• _What the task asks_: How many lines hold the string "Neurodevelopmental"? Reply with the number alone.

# # #

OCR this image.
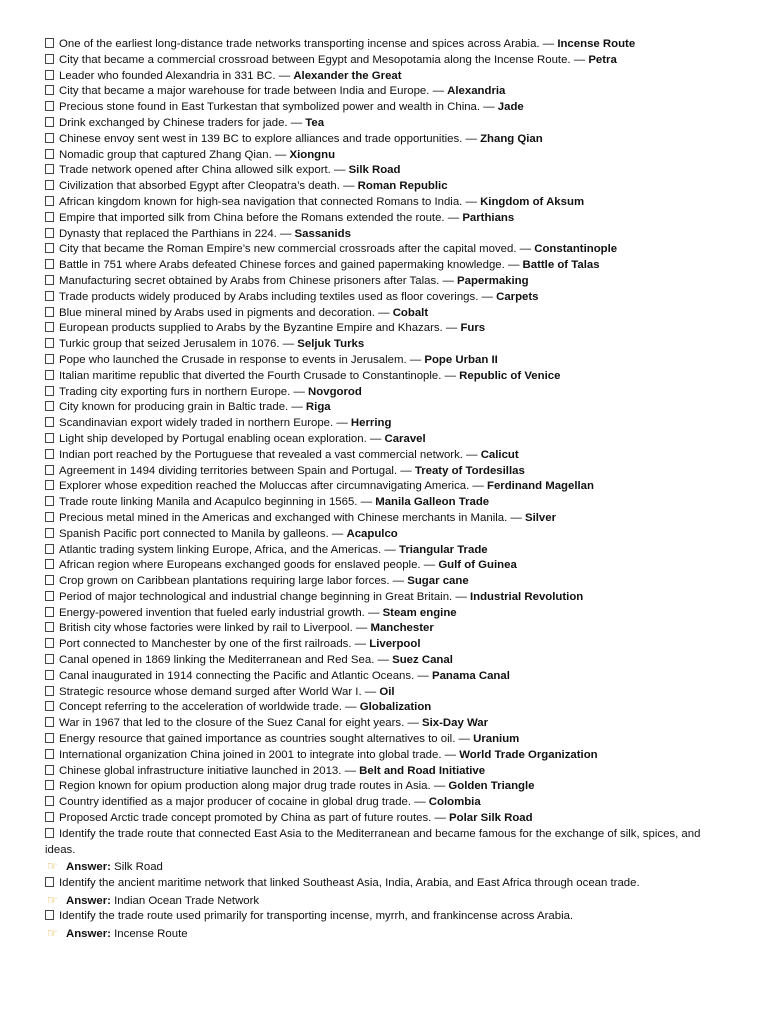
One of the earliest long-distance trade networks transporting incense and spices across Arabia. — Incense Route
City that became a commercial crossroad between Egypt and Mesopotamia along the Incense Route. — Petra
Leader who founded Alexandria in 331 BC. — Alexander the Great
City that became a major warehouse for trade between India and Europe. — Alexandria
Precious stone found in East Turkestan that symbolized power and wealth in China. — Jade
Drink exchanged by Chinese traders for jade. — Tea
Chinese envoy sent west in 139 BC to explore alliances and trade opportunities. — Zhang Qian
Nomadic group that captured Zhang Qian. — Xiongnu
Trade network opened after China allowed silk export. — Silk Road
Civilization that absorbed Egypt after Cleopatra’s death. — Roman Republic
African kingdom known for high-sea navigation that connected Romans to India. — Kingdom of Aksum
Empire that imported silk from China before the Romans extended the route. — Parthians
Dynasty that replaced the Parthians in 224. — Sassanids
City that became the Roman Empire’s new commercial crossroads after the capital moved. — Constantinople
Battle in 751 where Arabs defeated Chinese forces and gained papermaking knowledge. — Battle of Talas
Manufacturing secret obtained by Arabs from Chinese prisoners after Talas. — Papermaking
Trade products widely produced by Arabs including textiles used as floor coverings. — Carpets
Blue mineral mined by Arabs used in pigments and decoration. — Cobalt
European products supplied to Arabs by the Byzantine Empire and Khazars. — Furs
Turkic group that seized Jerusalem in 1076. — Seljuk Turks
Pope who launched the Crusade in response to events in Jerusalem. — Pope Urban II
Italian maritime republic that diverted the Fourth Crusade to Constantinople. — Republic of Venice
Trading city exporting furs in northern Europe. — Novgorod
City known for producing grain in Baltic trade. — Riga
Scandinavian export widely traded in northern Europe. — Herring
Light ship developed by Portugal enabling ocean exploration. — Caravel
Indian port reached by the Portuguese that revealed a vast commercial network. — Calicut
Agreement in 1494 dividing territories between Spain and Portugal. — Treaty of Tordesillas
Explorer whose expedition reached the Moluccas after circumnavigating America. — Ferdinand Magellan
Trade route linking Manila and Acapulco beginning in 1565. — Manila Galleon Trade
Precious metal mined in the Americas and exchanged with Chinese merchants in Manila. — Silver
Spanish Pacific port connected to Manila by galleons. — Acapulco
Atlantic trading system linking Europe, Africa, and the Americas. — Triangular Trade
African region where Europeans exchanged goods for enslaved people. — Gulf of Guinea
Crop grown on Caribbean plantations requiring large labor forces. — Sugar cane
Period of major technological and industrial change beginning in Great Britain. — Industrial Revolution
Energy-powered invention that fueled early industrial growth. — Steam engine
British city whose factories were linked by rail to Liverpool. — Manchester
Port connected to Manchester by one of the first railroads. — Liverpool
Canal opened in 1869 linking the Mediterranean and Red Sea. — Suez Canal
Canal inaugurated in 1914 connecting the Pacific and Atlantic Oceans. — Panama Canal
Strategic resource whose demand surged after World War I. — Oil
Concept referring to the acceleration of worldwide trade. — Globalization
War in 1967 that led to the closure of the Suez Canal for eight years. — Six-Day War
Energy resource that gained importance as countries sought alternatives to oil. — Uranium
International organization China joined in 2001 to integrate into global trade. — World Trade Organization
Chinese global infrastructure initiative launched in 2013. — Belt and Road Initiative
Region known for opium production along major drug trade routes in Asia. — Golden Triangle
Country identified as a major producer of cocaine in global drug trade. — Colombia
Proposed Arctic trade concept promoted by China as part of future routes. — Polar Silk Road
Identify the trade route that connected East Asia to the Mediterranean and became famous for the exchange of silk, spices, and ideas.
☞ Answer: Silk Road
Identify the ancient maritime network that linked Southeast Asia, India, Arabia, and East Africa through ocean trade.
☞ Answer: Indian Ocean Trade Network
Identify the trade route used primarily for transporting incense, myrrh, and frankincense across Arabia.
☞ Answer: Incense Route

# # #

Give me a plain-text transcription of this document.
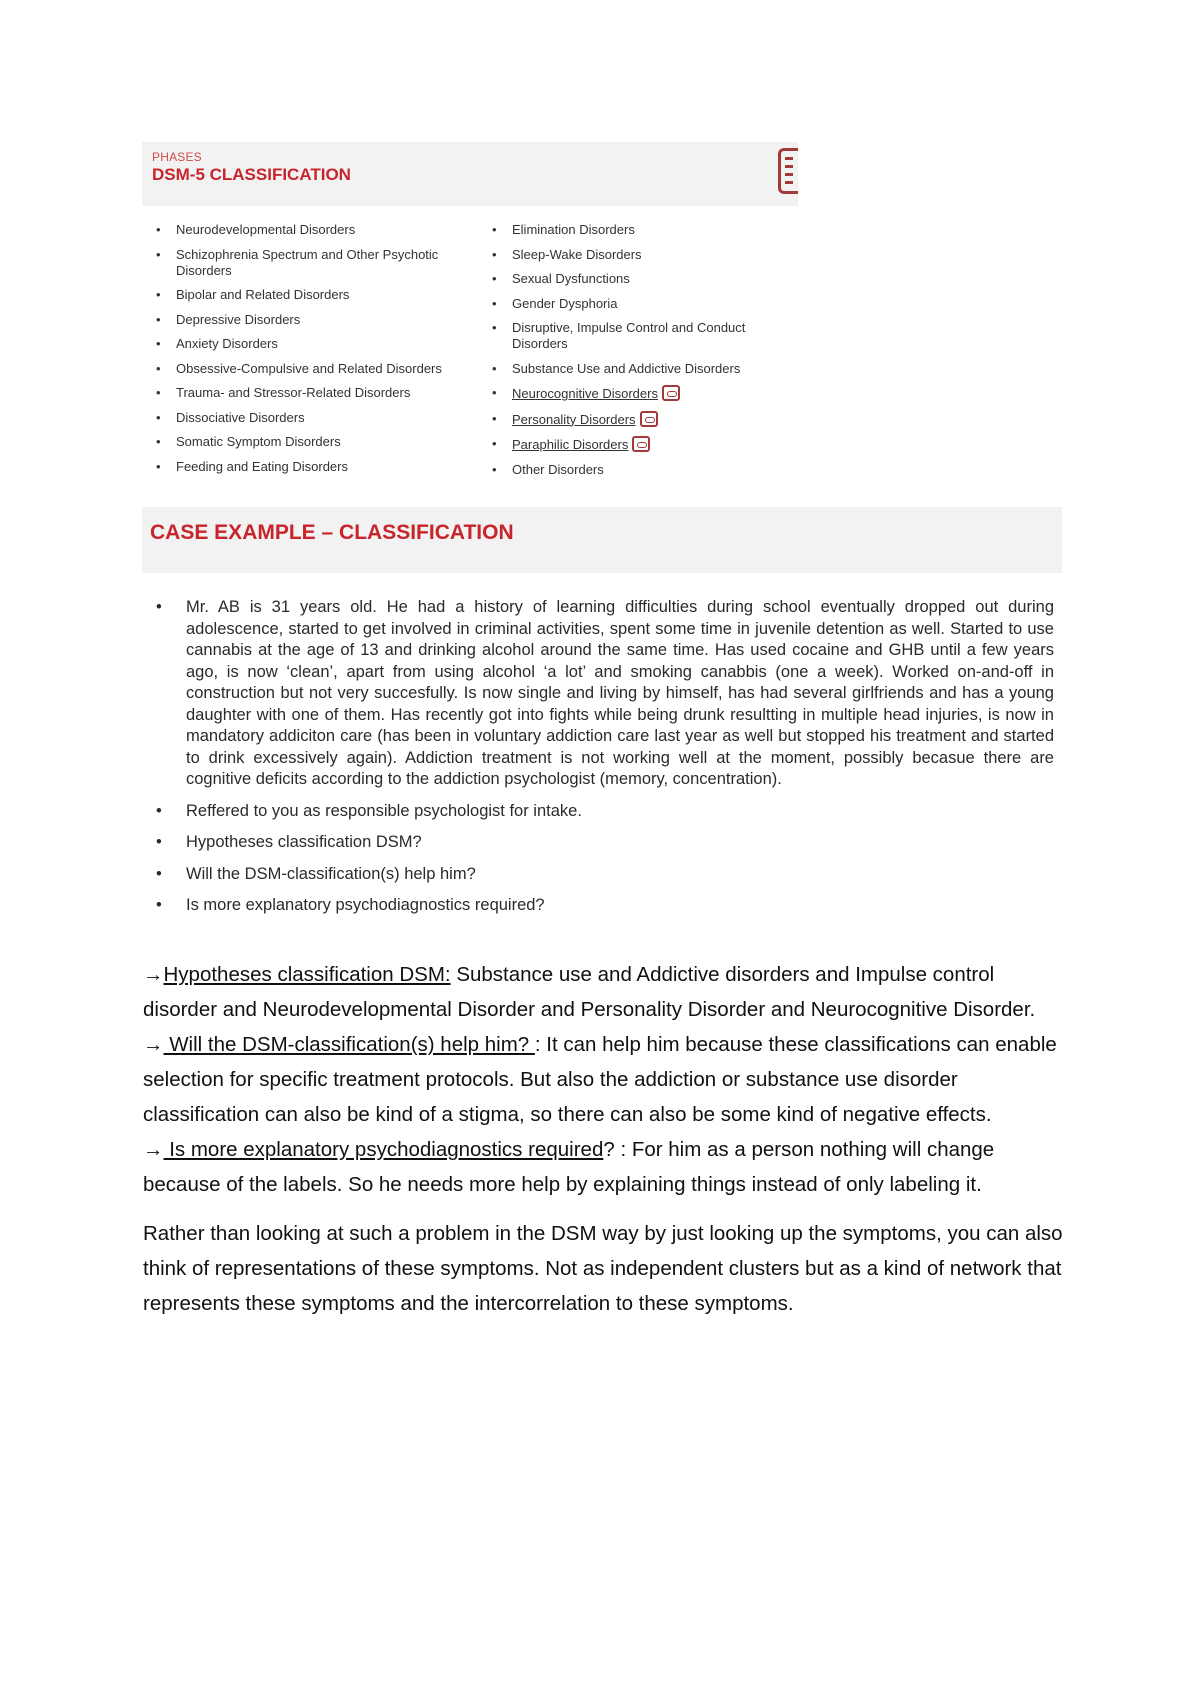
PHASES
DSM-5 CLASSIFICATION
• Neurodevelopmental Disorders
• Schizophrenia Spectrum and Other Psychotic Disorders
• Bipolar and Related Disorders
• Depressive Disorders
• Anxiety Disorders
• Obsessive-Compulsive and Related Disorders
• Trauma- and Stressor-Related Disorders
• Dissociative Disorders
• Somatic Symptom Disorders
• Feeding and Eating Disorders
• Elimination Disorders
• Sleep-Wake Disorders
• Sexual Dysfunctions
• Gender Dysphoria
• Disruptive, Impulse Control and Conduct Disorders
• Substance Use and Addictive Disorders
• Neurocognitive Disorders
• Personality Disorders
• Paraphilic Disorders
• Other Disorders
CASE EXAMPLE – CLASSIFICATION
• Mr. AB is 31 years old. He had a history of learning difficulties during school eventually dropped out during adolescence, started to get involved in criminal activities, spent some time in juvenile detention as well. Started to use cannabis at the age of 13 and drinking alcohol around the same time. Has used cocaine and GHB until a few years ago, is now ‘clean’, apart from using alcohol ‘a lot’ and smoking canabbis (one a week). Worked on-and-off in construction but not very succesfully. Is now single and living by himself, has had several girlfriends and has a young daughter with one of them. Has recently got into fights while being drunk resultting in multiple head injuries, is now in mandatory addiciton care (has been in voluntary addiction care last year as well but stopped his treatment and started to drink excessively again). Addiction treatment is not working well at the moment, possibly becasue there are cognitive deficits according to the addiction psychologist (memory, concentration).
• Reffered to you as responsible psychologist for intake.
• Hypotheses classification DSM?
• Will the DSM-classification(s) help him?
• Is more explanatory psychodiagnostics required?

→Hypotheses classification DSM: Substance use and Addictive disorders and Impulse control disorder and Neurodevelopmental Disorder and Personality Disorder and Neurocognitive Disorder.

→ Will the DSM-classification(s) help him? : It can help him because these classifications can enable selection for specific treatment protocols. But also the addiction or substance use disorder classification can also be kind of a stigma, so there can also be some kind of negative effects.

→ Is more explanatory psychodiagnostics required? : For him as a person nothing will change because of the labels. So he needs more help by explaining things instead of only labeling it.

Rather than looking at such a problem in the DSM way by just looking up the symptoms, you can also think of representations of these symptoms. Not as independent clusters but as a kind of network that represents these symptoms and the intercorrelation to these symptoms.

# # #

• _Result of this exercise_: 2